• PROVIDED RECORDS
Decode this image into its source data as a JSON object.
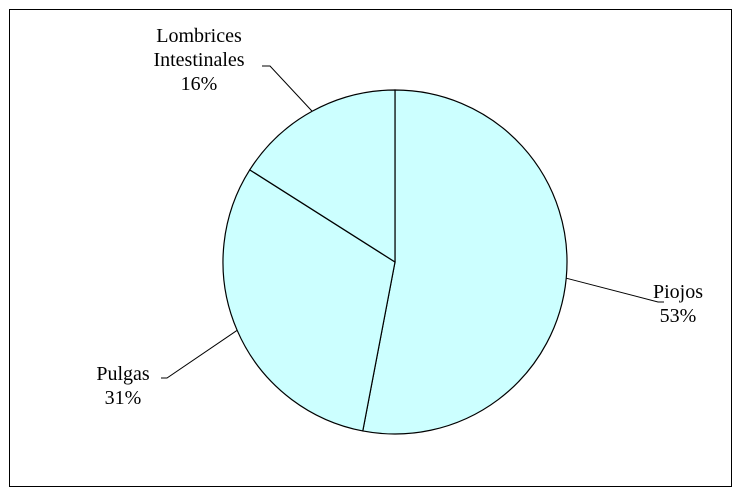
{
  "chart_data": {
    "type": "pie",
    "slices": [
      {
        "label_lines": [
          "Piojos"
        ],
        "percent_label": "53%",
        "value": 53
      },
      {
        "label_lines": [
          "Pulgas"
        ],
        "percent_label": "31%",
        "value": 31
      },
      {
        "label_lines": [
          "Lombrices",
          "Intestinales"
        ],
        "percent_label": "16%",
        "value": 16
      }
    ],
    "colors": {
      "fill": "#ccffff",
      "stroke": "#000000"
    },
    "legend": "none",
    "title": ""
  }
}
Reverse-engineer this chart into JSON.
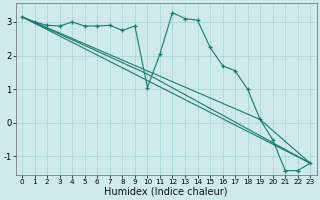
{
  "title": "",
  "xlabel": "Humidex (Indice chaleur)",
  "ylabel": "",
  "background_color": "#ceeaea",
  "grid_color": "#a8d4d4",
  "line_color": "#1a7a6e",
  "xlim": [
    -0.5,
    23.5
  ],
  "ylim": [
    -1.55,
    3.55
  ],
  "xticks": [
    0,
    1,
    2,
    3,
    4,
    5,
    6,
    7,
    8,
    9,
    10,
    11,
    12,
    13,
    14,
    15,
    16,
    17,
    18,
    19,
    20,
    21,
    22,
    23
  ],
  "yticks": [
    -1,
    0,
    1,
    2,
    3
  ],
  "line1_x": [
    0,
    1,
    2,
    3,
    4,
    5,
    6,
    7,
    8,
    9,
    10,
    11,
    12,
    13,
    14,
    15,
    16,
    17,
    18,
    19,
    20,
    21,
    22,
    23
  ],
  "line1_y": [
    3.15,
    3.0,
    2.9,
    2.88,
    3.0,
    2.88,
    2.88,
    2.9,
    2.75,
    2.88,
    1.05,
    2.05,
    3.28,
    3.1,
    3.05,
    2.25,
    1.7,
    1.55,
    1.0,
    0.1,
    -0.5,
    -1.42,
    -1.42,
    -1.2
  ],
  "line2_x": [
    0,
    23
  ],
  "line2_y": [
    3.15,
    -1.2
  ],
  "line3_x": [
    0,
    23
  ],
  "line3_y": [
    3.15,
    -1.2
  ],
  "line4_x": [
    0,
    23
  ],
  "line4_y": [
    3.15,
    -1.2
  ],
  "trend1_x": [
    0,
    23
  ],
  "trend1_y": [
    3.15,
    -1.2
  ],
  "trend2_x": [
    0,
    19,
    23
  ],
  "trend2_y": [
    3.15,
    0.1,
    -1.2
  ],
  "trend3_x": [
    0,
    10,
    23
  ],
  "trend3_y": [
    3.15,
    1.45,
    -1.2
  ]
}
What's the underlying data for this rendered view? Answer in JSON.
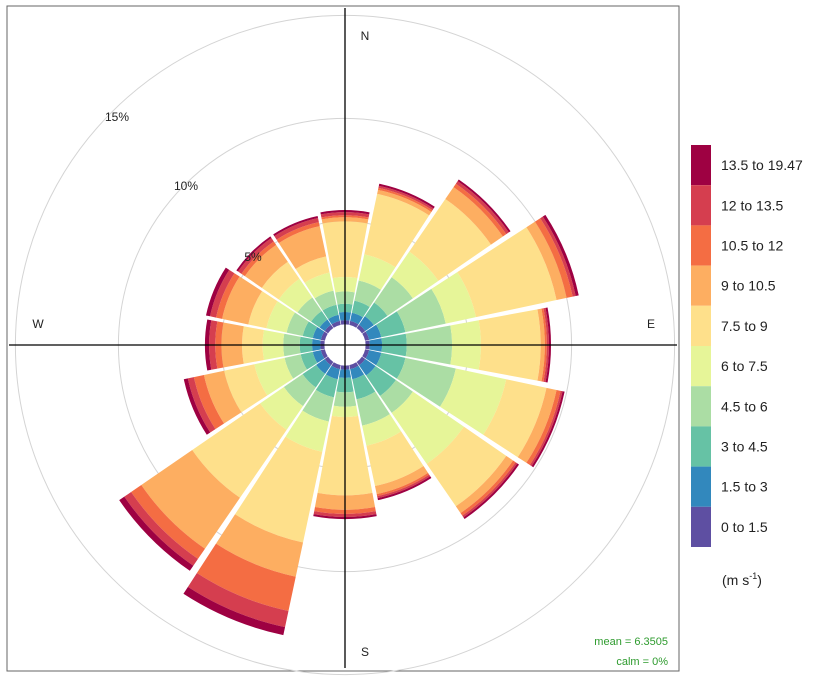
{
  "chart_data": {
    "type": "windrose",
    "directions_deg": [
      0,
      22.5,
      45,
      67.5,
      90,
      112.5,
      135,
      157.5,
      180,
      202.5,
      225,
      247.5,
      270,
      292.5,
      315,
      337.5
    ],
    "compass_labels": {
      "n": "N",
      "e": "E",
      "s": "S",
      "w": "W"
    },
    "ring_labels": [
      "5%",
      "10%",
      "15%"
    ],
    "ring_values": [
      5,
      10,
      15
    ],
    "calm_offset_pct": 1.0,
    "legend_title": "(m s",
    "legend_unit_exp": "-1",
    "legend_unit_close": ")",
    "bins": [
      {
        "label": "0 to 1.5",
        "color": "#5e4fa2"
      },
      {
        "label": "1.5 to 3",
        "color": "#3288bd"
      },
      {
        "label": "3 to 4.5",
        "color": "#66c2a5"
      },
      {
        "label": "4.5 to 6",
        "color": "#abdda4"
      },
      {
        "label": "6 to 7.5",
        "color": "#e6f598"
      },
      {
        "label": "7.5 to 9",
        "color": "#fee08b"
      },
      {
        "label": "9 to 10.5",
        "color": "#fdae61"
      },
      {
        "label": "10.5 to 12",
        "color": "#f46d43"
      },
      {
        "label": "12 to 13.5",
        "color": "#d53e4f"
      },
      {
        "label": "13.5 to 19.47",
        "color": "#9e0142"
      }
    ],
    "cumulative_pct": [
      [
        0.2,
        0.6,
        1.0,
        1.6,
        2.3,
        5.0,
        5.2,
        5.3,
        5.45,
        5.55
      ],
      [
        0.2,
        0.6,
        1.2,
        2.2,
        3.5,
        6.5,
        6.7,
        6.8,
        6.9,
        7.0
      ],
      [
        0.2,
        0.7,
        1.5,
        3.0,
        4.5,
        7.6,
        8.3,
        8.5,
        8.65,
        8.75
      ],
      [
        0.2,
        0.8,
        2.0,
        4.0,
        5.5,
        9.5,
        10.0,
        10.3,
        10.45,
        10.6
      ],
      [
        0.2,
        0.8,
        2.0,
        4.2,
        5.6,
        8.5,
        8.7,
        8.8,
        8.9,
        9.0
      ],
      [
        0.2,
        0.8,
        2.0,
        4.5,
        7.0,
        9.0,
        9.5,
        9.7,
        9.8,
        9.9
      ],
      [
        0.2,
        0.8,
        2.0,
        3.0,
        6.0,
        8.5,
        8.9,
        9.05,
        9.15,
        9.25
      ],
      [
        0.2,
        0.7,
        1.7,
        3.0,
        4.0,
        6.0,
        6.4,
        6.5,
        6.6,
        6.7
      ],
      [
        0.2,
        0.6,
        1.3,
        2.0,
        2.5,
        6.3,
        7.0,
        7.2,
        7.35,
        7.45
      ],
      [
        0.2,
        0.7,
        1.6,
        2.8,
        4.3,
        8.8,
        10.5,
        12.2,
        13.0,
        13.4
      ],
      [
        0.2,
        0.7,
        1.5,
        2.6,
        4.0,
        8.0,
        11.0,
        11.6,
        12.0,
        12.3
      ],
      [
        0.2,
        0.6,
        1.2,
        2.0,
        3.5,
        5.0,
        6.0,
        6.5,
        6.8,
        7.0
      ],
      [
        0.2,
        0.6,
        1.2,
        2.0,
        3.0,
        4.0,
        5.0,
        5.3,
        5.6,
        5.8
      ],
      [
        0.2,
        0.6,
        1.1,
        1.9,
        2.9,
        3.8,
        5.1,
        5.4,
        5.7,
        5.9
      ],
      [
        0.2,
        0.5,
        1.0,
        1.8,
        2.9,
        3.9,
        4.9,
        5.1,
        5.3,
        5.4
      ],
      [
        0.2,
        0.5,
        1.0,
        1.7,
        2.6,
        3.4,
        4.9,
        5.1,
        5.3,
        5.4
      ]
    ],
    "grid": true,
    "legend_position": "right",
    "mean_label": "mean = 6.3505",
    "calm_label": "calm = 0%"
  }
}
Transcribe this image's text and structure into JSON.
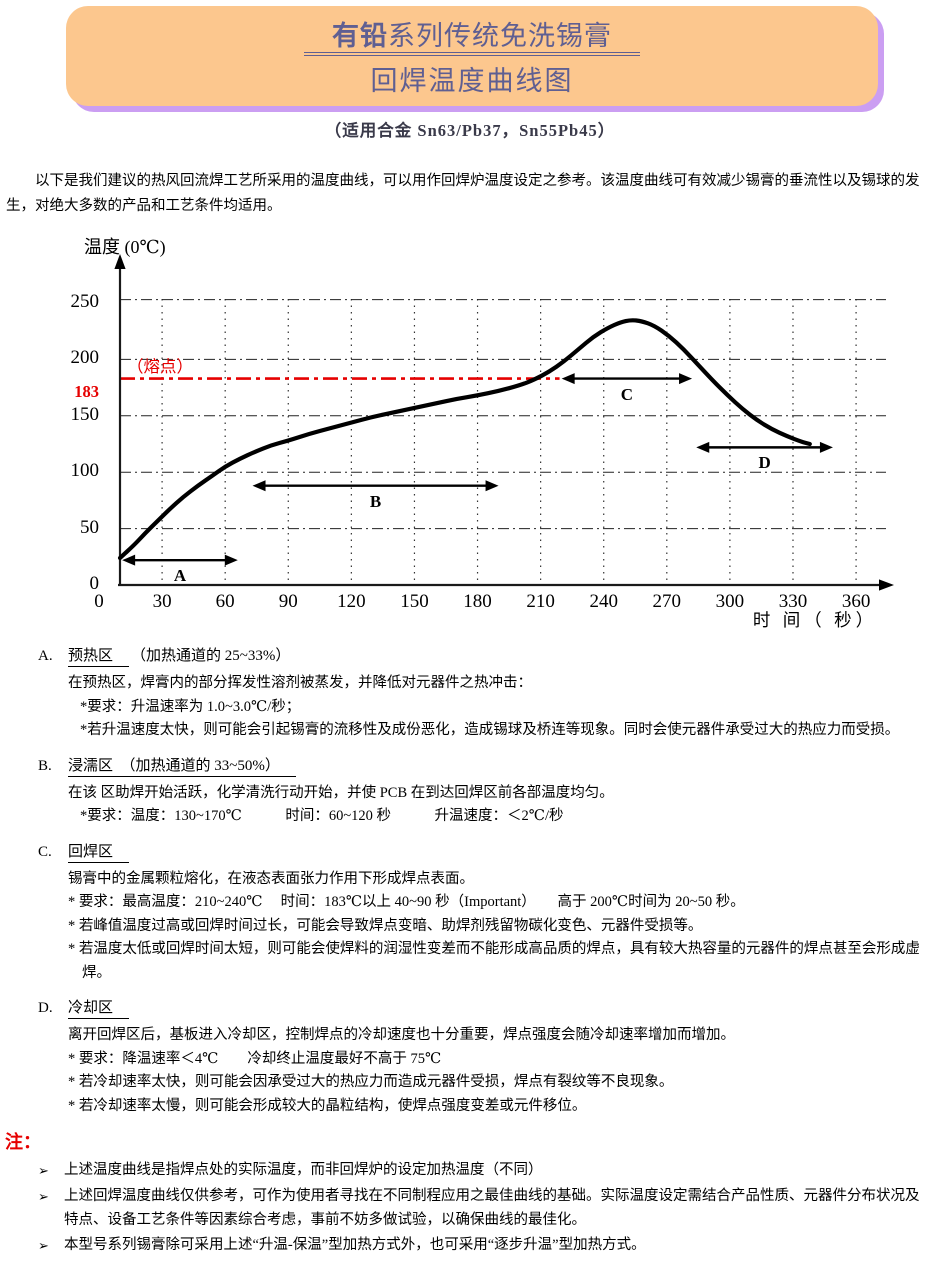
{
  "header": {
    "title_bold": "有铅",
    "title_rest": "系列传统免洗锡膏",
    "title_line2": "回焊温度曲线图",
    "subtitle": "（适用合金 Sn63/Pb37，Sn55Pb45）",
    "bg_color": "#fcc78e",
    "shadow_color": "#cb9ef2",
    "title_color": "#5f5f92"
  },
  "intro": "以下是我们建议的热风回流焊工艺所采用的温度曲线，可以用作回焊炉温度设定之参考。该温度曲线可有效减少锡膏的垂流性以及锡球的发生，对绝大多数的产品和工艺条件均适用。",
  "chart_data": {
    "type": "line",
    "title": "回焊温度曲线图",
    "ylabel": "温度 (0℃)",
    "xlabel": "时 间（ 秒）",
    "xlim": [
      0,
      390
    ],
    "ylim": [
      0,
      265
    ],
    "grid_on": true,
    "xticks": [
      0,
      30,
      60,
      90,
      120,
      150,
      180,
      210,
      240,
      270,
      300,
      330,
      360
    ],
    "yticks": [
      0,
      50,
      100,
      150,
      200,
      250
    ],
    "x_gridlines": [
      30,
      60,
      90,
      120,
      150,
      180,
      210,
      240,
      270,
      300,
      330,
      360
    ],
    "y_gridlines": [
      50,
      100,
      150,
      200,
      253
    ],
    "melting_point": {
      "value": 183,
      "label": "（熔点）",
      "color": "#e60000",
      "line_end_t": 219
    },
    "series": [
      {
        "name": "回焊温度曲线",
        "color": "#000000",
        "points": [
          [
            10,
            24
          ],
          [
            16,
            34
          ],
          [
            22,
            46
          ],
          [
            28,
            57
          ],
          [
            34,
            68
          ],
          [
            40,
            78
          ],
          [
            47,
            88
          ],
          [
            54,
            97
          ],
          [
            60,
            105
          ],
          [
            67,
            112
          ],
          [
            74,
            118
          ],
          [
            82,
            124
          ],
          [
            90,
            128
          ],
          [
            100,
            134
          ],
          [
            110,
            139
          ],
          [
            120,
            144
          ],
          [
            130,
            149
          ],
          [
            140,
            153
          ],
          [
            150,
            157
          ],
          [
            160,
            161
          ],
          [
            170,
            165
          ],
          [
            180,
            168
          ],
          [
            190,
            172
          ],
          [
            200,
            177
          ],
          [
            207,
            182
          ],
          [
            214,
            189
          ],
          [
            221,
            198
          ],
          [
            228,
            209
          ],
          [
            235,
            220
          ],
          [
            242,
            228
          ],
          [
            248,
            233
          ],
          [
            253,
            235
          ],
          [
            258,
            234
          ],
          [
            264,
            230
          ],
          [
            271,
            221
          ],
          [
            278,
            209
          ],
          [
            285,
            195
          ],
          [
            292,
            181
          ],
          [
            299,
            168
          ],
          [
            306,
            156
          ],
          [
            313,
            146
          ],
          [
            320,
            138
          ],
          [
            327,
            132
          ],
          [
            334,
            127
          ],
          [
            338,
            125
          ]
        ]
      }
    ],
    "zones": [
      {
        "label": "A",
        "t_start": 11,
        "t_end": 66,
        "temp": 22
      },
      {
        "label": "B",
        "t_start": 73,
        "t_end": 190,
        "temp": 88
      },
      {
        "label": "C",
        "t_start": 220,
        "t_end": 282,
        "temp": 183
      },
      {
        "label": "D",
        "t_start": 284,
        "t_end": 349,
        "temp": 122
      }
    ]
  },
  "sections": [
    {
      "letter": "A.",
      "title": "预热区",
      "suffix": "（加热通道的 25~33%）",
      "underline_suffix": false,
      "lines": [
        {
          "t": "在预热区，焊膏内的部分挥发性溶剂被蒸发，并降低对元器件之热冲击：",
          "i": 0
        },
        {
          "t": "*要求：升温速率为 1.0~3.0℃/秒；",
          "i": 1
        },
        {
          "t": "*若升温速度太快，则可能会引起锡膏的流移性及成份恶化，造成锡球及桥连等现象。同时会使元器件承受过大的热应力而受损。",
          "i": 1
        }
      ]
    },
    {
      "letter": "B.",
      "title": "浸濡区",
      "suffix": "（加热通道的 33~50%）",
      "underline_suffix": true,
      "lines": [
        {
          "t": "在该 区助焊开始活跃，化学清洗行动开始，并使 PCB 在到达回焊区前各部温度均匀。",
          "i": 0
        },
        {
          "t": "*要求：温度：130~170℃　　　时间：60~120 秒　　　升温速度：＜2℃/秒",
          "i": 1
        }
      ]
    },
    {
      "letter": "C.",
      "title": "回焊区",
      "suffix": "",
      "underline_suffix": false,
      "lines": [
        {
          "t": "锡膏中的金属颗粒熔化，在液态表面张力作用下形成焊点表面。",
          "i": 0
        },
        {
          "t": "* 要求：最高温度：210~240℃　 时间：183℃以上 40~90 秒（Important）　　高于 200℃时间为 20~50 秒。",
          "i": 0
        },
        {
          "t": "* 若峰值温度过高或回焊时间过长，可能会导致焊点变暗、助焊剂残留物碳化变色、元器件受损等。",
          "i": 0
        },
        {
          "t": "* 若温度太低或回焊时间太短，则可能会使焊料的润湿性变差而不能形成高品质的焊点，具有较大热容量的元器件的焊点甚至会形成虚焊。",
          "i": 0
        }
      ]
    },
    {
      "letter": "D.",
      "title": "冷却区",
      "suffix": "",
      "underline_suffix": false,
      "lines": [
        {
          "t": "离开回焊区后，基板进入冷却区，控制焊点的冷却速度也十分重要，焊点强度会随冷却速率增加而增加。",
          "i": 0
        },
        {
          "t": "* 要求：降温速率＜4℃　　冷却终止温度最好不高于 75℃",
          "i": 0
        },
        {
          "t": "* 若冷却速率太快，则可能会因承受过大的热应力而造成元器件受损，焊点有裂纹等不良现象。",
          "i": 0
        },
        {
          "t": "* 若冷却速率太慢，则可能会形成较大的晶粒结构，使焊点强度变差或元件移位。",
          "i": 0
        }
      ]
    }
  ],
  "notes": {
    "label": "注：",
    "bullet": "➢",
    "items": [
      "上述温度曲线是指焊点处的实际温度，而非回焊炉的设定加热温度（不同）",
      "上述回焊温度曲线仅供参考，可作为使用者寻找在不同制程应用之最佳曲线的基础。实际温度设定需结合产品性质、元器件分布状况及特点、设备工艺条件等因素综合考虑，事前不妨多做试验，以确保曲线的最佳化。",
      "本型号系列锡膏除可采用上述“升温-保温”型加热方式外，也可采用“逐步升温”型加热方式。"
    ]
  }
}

• PROBLEM DETAILS
Copy each line above containing the string "true".

• PROBLEM SOLUTION
    "grid": true,
    "grid_on": true,
      "underline_suffix": true,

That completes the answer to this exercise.